Dataset records:
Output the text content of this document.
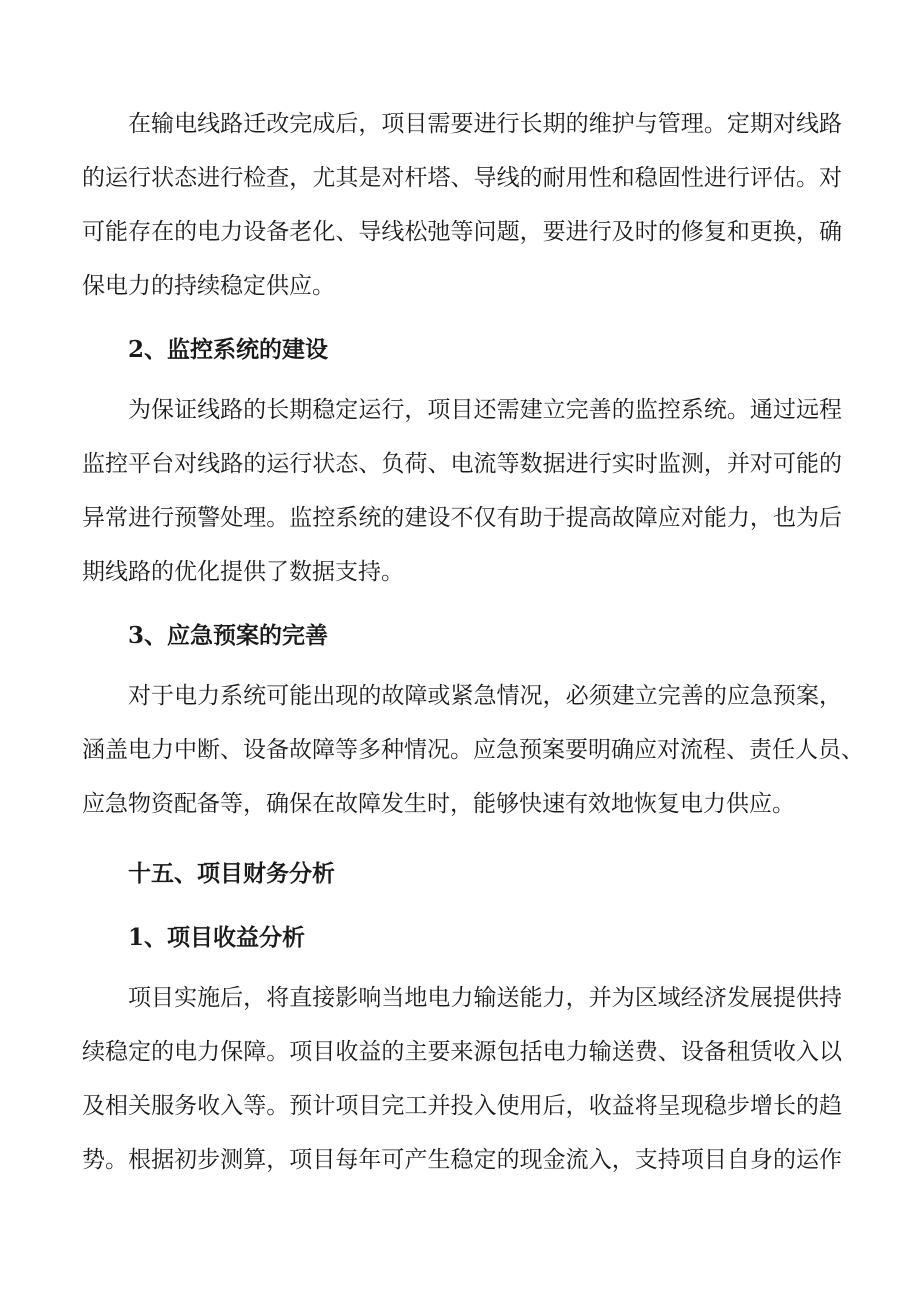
在输电线路迁改完成后，项目需要进行长期的维护与管理。定期对线路

的运行状态进行检查，尤其是对杆塔、导线的耐用性和稳固性进行评估。对

可能存在的电力设备老化、导线松弛等问题，要进行及时的修复和更换，确

保电力的持续稳定供应。

2、监控系统的建设

为保证线路的长期稳定运行，项目还需建立完善的监控系统。通过远程

监控平台对线路的运行状态、负荷、电流等数据进行实时监测，并对可能的

异常进行预警处理。监控系统的建设不仅有助于提高故障应对能力，也为后

期线路的优化提供了数据支持。

3、应急预案的完善

对于电力系统可能出现的故障或紧急情况，必须建立完善的应急预案，

涵盖电力中断、设备故障等多种情况。应急预案要明确应对流程、责任人员、

应急物资配备等，确保在故障发生时，能够快速有效地恢复电力供应。

十五、项目财务分析
1、项目收益分析

项目实施后，将直接影响当地电力输送能力，并为区域经济发展提供持

续稳定的电力保障。项目收益的主要来源包括电力输送费、设备租赁收入以

及相关服务收入等。预计项目完工并投入使用后，收益将呈现稳步增长的趋

势。根据初步测算，项目每年可产生稳定的现金流入，支持项目自身的运作
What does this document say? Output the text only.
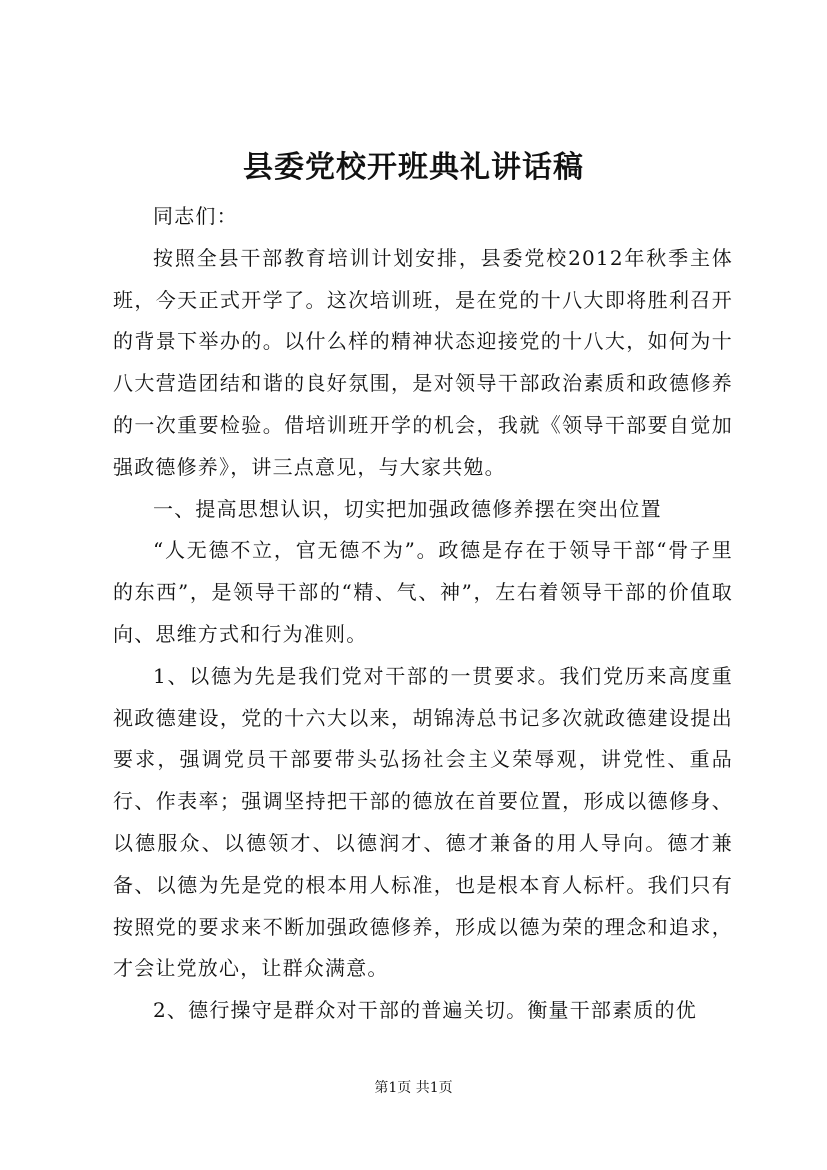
县委党校开班典礼讲话稿

同志们：

按照全县干部教育培训计划安排，县委党校2012年秋季主体班，今天正式开学了。这次培训班，是在党的十八大即将胜利召开的背景下举办的。以什么样的精神状态迎接党的十八大，如何为十八大营造团结和谐的良好氛围，是对领导干部政治素质和政德修养的一次重要检验。借培训班开学的机会，我就《领导干部要自觉加强政德修养》，讲三点意见，与大家共勉。

一、提高思想认识，切实把加强政德修养摆在突出位置

“人无德不立，官无德不为”。政德是存在于领导干部“骨子里的东西”，是领导干部的“精、气、神”，左右着领导干部的价值取向、思维方式和行为准则。

1、以德为先是我们党对干部的一贯要求。我们党历来高度重视政德建设，党的十六大以来，胡锦涛总书记多次就政德建设提出要求，强调党员干部要带头弘扬社会主义荣辱观，讲党性、重品行、作表率；强调坚持把干部的德放在首要位置，形成以德修身、以德服众、以德领才、以德润才、德才兼备的用人导向。德才兼备、以德为先是党的根本用人标准，也是根本育人标杆。我们只有按照党的要求来不断加强政德修养，形成以德为荣的理念和追求，才会让党放心，让群众满意。

2、德行操守是群众对干部的普遍关切。衡量干部素质的优

第1页 共1页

Directions: Copy each line of the listing in which the word "Output" can be found.

Exercise result:
Output the text content of this document.
What does this document say? Output the text only.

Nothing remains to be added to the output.